## PARTS OF THE EXERCISE
**A)** Reproduce the entire biography of Larissa Pimenta without any changes.
**B)** In the entries, begin at the line that has "add-wallet-button[interactable]: + Add" and stop after the line that has "apps-icon [128,905,143,920]". Rewrite only those lines with "Solana" switched to "Ethereum", leaving everything else unchanged.

Larissa Pimenta (born 1 March 1999) is a Brazilian judoka. At the 2019 Pan American Games held in Lima, Peru, she won the gold medal in the 52 kg event. She is also a three-time gold medalist in her event at the Pan American Judo Championships. She also represented Brazil at the 2020 Summer Olympics in Tokyo, Japan.

Career
She won the gold medal in the women's 52 kg event at the 2018 South American Games held in Cochabamba, Bolivia.

At the 2019 Pan American Judo Championships, held in Lima, Peru, she won the gold medal in the 52 kg event. In that same year, she competed in the women's 52 kg event at the 2019 World Judo Championships held in Tokyo, Japan. She won her first match, against Raguib Abdourahman of Djibouti, but was eliminated in her next match, against Uta Abe of Japan, who went on to win the gold medal. In 2019, she also won one of the bronze medals in the women's team event at the Military World Games held in Wuhan, China.

## DATASET ROWS
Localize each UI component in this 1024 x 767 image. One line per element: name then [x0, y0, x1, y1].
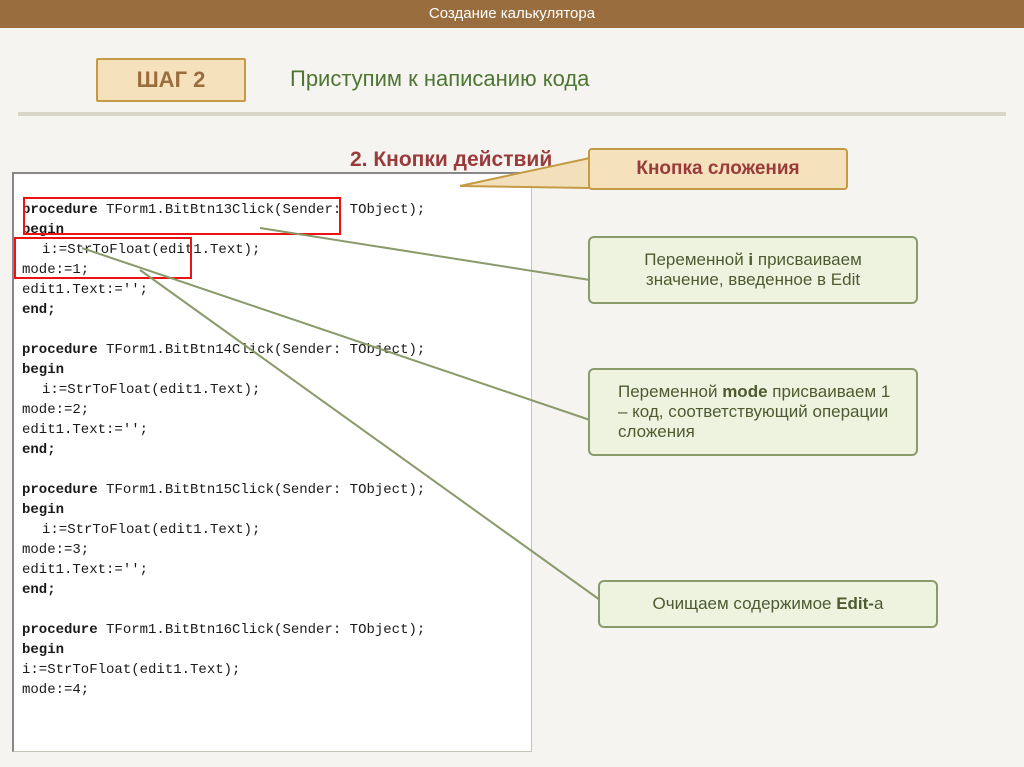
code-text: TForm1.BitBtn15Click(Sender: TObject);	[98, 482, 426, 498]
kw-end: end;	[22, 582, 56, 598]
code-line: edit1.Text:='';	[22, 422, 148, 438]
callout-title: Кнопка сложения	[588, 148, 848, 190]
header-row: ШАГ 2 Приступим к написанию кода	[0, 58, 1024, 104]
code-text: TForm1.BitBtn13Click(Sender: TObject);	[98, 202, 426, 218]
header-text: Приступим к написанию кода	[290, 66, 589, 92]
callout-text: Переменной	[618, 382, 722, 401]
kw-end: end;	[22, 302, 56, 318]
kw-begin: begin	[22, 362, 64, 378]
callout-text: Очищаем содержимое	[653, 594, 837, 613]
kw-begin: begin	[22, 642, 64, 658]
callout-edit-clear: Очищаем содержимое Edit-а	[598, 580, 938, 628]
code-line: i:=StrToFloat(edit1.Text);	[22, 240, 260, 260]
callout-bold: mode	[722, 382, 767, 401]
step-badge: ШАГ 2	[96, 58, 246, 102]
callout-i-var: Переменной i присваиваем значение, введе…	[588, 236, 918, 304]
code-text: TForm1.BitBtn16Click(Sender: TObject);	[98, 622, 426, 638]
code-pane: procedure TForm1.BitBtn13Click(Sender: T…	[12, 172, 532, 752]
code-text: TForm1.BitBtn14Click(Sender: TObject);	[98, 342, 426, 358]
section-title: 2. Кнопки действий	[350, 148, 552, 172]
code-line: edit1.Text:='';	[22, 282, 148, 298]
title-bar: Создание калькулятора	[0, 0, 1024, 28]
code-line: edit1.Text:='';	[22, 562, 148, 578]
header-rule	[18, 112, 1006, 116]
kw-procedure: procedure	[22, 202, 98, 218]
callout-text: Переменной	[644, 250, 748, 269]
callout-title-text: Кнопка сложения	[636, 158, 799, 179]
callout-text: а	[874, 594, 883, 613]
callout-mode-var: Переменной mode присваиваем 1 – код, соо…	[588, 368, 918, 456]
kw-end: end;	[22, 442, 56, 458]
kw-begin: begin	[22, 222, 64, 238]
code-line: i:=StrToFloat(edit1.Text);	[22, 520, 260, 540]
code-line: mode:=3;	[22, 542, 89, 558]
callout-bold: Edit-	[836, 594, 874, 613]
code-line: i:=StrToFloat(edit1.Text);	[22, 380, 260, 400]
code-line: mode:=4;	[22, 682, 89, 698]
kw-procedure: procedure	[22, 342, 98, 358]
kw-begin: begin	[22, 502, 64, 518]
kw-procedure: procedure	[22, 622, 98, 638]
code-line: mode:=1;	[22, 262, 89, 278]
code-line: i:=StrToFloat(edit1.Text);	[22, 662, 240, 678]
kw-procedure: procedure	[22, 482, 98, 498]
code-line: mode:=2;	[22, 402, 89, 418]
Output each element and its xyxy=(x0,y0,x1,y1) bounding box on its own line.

* * *

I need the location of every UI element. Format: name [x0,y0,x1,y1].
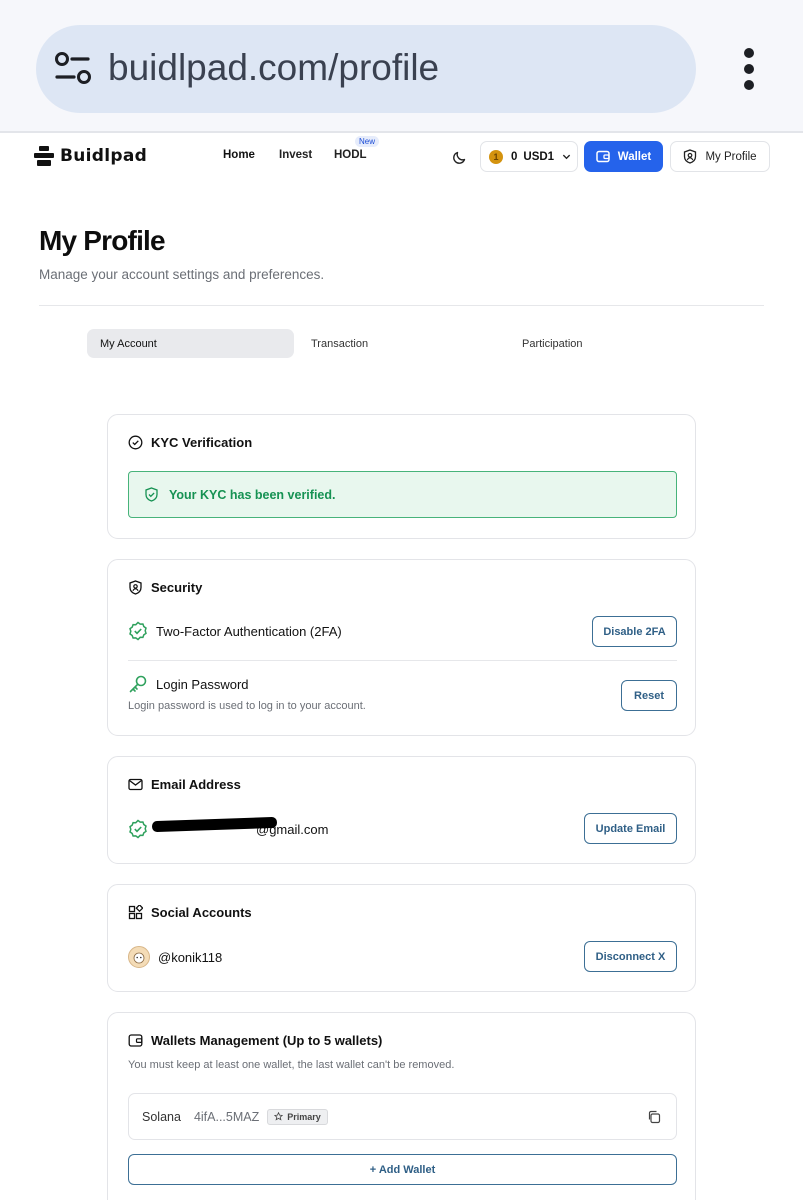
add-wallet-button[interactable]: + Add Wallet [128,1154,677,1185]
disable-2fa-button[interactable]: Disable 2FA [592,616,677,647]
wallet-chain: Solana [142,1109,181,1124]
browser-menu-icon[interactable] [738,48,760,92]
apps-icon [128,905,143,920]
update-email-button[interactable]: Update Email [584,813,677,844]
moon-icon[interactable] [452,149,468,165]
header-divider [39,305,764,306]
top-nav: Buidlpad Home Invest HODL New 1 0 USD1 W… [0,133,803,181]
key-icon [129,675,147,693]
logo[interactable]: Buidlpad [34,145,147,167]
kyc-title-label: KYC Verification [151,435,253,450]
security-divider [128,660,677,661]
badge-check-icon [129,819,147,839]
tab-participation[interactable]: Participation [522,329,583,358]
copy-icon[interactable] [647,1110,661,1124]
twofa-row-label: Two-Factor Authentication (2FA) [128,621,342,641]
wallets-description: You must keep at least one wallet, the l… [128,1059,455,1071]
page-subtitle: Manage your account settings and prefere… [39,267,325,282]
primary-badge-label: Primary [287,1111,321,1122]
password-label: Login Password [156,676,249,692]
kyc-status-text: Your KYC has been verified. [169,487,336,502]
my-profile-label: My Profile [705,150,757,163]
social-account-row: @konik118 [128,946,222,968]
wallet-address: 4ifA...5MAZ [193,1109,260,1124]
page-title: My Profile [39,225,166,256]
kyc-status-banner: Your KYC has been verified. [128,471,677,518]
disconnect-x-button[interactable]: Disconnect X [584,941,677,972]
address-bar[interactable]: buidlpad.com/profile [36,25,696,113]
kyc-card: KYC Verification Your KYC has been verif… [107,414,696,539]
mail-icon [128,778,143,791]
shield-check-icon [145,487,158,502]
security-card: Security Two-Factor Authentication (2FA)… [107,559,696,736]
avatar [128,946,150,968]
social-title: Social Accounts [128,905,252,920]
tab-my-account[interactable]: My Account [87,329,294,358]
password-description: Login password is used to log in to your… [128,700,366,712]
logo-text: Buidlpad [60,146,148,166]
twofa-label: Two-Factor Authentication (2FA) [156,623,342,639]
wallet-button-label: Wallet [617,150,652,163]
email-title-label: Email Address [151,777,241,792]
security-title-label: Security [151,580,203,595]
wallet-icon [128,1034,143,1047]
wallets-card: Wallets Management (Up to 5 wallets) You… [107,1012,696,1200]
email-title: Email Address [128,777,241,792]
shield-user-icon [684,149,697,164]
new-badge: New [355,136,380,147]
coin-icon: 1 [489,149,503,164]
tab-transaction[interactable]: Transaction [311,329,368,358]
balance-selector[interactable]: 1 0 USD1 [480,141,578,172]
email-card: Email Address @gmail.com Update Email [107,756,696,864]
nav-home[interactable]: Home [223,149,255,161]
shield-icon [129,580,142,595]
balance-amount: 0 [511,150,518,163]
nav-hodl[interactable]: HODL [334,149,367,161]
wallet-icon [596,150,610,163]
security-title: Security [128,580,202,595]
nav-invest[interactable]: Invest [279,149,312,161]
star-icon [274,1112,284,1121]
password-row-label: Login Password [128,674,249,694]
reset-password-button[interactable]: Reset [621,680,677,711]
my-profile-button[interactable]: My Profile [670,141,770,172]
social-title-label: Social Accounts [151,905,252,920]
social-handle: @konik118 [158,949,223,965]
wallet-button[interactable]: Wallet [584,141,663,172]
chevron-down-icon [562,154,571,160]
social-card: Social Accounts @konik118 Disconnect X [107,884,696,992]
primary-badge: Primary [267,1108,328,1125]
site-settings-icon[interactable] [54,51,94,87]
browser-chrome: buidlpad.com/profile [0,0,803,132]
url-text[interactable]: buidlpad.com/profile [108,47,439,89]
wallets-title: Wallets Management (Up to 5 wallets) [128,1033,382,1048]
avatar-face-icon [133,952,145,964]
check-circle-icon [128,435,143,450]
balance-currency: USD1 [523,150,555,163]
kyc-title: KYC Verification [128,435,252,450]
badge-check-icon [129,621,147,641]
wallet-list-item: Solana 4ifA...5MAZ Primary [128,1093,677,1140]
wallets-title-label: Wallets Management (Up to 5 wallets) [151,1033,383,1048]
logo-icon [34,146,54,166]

## ANSWERS TO EACH TASK
**A)**
Larissa Pimenta (born 1 March 1999) is a Brazilian judoka. At the 2019 Pan American Games held in Lima, Peru, she won the gold medal in the 52 kg event. She is also a three-time gold medalist in her event at the Pan American Judo Championships. She also represented Brazil at the 2020 Summer Olympics in Tokyo, Japan.

Career
She won the gold medal in the women's 52 kg event at the 2018 South American Games held in Cochabamba, Bolivia.

At the 2019 Pan American Judo Championships, held in Lima, Peru, she won the gold medal in the 52 kg event. In that same year, she competed in the women's 52 kg event at the 2019 World Judo Championships held in Tokyo, Japan. She won her first match, against Raguib Abdourahman of Djibouti, but was eliminated in her next match, against Uta Abe of Japan, who went on to win the gold medal. In 2019, she also won one of the bronze medals in the women's team event at the Military World Games held in Wuhan, China.

**B)**
add-wallet-button[interactable]: + Add Wallet [128,1154,677,1185]
disable-2fa-button[interactable]: Disable 2FA [592,616,677,647]
wallet-chain: Ethereum [142,1109,181,1124]
browser-menu-icon[interactable] [738,48,760,92]
apps-icon [128,905,143,920]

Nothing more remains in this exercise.